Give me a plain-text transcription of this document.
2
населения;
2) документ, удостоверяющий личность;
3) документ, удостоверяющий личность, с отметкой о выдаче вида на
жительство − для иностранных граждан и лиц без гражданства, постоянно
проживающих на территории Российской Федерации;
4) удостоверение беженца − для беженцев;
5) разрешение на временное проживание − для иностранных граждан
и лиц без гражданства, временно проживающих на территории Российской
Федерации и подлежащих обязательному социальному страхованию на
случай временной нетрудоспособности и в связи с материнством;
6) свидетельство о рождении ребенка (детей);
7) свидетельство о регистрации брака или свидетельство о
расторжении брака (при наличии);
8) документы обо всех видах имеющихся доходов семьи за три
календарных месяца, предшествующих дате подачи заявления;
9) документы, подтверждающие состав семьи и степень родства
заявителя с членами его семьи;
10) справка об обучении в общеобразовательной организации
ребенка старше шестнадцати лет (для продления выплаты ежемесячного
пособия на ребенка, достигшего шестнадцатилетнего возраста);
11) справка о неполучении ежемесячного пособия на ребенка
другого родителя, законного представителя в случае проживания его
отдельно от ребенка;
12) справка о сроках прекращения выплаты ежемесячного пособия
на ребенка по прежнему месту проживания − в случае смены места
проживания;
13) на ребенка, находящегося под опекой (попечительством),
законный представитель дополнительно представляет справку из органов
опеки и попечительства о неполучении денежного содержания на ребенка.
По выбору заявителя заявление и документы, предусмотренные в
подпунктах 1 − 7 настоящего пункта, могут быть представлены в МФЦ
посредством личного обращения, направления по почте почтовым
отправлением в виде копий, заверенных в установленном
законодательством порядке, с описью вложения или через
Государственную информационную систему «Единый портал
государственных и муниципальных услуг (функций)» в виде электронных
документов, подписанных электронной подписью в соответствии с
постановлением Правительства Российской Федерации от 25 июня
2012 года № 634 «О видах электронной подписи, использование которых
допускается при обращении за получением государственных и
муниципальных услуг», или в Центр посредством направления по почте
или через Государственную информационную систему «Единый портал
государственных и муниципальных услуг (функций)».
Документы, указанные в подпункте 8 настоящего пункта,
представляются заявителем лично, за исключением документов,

::::

**PROBLEM TO SOLVE**
Pull every line containing the word "неполучении" out of the entries above.

**COMPLETE OUTPUT**
11) справка о неполучении ежемесячного пособия на ребенка
опеки и попечительства о неполучении денежного содержания на ребенка.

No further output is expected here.